**Aim of the exercise:**
Starting with the first line of the items and going on through the line with "legend-label: 0.7 <box>691 434 711 447</box>", write out those lines again, swapping "coastlines" for "shorelines" and leaving everything else unchanged. Give only those lines.

— BEGIN Given records —

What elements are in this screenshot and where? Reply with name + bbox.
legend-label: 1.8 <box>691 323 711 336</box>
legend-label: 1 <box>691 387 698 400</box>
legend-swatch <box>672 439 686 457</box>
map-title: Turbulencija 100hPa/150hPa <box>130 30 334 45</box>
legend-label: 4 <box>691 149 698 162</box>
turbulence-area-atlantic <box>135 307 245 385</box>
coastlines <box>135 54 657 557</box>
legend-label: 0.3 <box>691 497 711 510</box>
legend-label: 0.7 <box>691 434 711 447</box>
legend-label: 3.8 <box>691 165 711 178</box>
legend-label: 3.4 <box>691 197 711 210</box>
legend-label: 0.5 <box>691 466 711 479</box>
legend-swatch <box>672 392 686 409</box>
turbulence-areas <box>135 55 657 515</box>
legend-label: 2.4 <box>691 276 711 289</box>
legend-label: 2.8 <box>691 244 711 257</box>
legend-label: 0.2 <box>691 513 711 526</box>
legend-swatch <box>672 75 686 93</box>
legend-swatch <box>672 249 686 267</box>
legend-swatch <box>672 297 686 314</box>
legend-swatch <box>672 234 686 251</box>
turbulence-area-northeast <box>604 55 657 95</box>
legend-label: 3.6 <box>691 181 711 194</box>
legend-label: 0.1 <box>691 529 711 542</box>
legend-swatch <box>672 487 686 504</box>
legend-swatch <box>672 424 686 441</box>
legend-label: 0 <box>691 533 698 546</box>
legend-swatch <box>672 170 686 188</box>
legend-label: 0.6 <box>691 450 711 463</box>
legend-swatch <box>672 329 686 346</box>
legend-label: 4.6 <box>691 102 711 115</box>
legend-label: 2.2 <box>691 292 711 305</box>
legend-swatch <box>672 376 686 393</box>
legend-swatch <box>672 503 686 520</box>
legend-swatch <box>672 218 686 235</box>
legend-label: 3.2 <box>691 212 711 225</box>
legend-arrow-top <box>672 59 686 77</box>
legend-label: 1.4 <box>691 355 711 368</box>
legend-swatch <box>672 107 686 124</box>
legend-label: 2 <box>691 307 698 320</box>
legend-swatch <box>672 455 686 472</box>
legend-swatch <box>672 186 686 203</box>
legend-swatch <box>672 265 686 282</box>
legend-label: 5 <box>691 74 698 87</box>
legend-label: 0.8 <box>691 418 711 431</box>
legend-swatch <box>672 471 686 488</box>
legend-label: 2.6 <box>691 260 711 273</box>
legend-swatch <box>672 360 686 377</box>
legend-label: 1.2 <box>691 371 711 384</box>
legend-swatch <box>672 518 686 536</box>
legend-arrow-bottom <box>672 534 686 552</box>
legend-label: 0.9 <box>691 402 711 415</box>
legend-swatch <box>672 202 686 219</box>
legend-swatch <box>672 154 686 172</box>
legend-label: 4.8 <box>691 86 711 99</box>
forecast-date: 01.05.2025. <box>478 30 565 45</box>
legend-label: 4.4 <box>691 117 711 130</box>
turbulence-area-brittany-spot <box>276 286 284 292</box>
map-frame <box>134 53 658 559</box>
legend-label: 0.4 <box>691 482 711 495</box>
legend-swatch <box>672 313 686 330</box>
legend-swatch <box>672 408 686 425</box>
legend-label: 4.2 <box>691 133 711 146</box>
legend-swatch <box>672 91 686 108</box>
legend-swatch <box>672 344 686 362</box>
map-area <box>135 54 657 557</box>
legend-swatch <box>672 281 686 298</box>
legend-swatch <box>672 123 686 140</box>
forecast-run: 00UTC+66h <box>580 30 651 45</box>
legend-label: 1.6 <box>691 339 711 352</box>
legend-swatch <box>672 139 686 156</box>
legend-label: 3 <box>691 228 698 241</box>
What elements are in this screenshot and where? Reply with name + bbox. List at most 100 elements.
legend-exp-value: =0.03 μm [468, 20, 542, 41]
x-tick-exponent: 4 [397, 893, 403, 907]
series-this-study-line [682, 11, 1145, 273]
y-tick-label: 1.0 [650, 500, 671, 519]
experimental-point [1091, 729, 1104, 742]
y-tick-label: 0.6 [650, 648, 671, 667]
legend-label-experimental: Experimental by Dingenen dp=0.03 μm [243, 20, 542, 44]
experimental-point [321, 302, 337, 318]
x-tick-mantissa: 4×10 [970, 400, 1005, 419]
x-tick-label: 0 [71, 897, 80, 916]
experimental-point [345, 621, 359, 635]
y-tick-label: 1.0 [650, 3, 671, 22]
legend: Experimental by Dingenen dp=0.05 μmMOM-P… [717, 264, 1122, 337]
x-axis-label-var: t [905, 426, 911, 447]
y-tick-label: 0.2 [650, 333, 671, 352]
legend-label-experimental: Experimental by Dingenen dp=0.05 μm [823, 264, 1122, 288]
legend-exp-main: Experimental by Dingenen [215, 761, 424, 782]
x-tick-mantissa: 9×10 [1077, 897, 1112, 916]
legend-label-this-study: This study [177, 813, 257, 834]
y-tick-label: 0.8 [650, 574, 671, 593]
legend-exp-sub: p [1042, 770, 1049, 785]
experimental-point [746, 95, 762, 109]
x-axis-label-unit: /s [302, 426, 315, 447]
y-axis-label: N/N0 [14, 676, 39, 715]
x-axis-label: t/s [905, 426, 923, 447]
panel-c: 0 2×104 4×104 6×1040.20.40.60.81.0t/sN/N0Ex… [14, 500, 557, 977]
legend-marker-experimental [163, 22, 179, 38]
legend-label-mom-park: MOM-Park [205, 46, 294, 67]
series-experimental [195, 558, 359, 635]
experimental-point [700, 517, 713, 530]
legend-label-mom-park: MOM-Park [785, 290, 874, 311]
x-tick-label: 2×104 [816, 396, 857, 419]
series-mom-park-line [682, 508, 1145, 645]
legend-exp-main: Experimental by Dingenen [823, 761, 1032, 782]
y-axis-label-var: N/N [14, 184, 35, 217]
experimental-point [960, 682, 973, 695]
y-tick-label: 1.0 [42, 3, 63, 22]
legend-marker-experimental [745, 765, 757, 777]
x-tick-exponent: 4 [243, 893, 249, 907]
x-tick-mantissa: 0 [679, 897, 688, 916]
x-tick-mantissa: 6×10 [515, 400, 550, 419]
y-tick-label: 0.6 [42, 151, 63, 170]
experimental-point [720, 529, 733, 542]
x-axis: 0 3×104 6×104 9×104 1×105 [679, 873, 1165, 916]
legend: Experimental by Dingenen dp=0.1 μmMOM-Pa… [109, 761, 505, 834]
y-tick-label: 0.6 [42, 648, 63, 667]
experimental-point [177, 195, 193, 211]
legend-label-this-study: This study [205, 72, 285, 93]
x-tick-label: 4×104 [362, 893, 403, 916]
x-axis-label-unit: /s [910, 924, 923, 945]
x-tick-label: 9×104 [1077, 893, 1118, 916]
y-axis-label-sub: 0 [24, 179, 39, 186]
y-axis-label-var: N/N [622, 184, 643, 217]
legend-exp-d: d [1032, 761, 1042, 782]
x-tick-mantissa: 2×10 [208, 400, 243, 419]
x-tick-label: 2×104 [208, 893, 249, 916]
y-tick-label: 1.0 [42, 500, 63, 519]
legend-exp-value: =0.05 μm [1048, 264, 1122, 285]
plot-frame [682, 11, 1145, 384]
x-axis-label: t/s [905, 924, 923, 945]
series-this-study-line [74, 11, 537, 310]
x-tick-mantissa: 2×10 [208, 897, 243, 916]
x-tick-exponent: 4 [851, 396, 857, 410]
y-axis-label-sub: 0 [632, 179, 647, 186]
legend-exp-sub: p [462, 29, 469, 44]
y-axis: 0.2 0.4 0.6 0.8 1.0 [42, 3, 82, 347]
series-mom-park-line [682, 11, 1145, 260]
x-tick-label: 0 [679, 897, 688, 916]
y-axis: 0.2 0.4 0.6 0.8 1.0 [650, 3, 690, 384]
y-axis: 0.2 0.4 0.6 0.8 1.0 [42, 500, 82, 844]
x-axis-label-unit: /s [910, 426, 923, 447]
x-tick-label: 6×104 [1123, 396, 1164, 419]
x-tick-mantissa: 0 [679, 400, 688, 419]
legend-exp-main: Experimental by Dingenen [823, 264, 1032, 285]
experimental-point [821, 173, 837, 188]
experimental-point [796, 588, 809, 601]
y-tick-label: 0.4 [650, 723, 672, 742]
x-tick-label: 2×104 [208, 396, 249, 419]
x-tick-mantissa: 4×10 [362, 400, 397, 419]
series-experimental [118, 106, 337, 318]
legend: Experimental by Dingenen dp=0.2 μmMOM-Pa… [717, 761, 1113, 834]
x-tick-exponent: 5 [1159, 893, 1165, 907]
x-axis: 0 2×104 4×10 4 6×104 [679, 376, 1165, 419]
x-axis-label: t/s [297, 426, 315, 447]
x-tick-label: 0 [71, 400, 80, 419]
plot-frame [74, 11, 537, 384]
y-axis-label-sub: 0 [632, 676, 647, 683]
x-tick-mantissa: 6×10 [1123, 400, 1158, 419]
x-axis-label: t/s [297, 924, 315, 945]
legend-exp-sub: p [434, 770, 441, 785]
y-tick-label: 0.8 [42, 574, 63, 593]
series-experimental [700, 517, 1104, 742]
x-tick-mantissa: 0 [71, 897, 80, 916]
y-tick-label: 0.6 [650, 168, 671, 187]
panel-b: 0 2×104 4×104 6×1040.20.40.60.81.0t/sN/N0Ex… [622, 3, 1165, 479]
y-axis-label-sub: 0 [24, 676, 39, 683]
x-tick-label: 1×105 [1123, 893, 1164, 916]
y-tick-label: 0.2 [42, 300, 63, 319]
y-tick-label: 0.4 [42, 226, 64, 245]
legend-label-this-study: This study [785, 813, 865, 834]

— END Given records —

**Answer to this exercise:**
What elements are in this screenshot and where? Reply with name + bbox.
legend-label: 1.8 <box>691 323 711 336</box>
legend-label: 1 <box>691 387 698 400</box>
legend-swatch <box>672 439 686 457</box>
map-title: Turbulencija 100hPa/150hPa <box>130 30 334 45</box>
legend-label: 4 <box>691 149 698 162</box>
turbulence-area-atlantic <box>135 307 245 385</box>
shorelines <box>135 54 657 557</box>
legend-label: 0.3 <box>691 497 711 510</box>
legend-label: 0.7 <box>691 434 711 447</box>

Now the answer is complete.